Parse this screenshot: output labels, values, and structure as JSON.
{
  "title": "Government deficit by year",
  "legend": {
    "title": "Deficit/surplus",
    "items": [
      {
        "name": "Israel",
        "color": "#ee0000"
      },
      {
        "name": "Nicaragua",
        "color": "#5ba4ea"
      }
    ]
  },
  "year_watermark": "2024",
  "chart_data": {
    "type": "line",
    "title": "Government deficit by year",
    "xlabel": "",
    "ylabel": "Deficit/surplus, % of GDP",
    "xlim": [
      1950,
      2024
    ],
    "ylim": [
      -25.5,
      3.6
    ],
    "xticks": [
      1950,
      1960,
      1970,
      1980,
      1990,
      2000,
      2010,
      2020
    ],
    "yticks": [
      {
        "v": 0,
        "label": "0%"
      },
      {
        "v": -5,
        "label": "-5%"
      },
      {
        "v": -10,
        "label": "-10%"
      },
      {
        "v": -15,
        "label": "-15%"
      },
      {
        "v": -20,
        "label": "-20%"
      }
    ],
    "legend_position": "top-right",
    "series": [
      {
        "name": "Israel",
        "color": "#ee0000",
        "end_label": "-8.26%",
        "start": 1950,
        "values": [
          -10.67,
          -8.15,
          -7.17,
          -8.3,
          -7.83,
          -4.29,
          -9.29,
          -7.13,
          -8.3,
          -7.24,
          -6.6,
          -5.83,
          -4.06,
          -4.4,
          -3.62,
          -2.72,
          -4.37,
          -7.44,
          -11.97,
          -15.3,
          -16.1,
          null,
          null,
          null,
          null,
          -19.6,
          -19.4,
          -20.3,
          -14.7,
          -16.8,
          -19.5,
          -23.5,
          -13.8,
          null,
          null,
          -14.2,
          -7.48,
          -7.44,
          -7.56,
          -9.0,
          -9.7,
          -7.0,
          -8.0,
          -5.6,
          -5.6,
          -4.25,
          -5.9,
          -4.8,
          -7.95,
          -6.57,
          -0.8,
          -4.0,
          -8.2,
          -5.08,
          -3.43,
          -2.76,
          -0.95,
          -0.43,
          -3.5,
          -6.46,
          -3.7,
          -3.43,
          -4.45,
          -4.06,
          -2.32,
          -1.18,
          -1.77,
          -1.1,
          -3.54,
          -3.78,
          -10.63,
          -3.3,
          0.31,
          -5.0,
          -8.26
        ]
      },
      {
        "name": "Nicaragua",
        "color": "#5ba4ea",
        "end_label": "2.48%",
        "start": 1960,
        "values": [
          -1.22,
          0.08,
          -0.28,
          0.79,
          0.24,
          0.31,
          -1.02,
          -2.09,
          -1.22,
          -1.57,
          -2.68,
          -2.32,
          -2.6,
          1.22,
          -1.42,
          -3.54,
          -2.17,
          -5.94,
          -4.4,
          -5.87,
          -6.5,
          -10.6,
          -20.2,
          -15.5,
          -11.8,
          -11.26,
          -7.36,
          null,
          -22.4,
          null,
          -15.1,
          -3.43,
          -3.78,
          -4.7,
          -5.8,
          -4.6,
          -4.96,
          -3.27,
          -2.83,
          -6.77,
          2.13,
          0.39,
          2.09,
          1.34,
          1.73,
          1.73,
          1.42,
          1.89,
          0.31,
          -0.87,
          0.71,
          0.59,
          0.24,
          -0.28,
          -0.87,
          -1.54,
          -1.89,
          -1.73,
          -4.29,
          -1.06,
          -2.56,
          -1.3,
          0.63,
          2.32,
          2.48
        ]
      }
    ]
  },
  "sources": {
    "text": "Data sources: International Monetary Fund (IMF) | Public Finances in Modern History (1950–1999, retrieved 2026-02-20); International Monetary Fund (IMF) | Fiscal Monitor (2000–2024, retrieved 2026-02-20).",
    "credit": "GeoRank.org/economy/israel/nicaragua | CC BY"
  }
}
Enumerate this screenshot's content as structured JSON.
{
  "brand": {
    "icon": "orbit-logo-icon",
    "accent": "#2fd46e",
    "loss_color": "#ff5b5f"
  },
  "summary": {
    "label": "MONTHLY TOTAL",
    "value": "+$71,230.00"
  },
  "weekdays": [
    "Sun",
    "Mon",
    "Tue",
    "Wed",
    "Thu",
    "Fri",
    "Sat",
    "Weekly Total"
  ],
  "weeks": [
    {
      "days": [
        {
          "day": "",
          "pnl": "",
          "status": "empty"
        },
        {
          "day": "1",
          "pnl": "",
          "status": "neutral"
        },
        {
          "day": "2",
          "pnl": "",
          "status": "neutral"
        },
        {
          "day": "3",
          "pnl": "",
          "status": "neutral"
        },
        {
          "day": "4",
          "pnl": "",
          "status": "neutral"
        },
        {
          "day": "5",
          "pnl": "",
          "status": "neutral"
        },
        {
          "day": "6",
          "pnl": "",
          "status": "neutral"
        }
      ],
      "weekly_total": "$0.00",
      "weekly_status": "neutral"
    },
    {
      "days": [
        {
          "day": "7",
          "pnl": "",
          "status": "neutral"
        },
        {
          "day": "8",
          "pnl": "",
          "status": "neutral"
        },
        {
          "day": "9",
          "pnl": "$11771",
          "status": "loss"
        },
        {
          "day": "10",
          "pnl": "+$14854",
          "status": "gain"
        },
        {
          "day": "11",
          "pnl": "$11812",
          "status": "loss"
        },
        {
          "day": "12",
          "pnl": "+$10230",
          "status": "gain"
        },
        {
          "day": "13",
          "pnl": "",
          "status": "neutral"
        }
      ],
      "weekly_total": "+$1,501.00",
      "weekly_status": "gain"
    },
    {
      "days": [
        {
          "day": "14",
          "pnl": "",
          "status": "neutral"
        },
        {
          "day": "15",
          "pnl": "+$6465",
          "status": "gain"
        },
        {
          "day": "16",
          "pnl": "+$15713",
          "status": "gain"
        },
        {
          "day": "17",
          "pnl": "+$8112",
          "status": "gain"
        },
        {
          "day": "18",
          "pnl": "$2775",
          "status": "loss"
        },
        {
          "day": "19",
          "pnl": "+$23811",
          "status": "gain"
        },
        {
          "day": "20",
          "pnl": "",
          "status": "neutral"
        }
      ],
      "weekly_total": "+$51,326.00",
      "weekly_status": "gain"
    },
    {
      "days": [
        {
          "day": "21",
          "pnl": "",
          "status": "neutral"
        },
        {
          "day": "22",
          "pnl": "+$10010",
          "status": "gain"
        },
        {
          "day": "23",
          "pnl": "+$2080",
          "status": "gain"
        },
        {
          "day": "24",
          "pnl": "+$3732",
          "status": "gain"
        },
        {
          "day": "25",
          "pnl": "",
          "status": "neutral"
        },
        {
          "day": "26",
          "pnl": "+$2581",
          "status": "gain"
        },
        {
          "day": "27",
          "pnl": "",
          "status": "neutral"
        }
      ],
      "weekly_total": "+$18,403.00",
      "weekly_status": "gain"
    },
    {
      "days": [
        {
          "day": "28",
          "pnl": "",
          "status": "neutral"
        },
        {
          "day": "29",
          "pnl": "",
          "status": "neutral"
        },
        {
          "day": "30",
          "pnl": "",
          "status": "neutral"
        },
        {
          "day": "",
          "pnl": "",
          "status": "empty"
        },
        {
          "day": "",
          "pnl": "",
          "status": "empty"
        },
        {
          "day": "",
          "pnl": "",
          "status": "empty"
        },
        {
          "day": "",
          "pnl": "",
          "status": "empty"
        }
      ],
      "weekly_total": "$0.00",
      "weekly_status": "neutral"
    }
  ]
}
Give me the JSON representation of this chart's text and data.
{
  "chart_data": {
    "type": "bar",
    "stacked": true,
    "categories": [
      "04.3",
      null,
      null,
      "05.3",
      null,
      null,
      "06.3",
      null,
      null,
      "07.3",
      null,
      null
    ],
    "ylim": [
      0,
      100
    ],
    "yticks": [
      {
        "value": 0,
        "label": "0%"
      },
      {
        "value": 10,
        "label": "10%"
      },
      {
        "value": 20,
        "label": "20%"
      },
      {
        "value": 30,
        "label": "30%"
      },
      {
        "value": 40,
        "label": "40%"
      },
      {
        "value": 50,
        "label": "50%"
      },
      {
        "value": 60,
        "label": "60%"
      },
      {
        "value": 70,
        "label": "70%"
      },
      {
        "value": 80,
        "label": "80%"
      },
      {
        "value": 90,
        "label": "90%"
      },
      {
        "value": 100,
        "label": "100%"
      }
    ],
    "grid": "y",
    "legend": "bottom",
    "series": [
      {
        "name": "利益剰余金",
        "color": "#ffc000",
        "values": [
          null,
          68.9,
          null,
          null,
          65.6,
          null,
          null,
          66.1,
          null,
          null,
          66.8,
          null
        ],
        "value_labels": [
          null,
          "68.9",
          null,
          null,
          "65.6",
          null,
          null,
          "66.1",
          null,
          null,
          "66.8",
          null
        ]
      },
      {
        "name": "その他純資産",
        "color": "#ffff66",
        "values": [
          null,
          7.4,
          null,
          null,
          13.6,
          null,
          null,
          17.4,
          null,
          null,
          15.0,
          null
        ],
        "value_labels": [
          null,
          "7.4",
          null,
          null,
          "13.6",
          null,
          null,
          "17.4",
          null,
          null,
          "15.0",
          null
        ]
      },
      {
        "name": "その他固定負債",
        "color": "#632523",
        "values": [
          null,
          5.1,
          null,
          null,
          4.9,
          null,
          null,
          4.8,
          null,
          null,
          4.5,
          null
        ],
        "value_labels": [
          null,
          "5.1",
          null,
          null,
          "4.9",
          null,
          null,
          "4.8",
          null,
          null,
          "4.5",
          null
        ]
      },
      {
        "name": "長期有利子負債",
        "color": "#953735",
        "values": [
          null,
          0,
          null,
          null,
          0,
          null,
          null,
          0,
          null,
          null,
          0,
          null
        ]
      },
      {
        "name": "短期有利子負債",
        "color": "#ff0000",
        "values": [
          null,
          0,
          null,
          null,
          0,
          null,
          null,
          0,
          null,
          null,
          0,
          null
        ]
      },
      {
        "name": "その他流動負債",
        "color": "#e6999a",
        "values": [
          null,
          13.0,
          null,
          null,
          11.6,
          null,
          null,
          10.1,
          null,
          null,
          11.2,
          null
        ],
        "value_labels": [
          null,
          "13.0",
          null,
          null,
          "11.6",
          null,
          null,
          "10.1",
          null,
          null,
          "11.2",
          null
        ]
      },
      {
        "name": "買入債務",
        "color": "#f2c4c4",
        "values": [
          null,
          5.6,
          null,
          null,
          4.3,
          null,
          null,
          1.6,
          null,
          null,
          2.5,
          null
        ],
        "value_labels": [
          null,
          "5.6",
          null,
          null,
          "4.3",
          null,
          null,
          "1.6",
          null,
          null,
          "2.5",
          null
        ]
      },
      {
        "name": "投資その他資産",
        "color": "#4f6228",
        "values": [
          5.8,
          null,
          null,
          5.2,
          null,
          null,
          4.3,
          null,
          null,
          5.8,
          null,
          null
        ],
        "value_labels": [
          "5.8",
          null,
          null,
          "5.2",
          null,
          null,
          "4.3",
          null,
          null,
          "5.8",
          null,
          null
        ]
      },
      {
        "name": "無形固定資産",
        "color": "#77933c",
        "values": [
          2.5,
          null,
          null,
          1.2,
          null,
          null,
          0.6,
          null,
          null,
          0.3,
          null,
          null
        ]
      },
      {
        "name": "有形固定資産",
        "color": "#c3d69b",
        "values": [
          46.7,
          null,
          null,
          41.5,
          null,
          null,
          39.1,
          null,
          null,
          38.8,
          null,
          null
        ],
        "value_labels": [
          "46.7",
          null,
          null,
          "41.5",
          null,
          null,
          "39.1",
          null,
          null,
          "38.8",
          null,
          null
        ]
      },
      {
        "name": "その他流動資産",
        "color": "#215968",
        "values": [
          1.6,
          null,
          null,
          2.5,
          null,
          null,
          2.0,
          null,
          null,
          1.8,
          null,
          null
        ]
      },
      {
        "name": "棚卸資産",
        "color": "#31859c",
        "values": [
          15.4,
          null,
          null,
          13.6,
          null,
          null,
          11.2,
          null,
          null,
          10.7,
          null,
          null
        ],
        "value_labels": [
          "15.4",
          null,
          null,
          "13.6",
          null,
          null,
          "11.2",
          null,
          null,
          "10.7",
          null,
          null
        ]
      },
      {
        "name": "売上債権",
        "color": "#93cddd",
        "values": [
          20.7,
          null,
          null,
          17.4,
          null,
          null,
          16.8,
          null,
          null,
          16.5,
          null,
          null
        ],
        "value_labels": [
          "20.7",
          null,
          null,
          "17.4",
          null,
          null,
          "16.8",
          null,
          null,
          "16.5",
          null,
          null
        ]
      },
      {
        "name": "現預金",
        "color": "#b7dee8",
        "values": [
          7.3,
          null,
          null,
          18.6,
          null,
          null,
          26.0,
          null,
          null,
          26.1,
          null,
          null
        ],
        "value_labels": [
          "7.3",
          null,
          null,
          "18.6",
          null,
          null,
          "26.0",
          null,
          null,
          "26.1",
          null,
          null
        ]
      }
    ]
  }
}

******************************

§ Stated problem
Copy every line from the entries that contains the word "sources".

§ Task solution
  "sources": {
    "text": "Data sources: International Monetary Fund (IMF) | Public Finances in Modern History (1950–1999, retrieved 2026-02-20); International Monetary Fund (IMF) | Fiscal Monitor (2000–2024, retrieved 2026-02-20).",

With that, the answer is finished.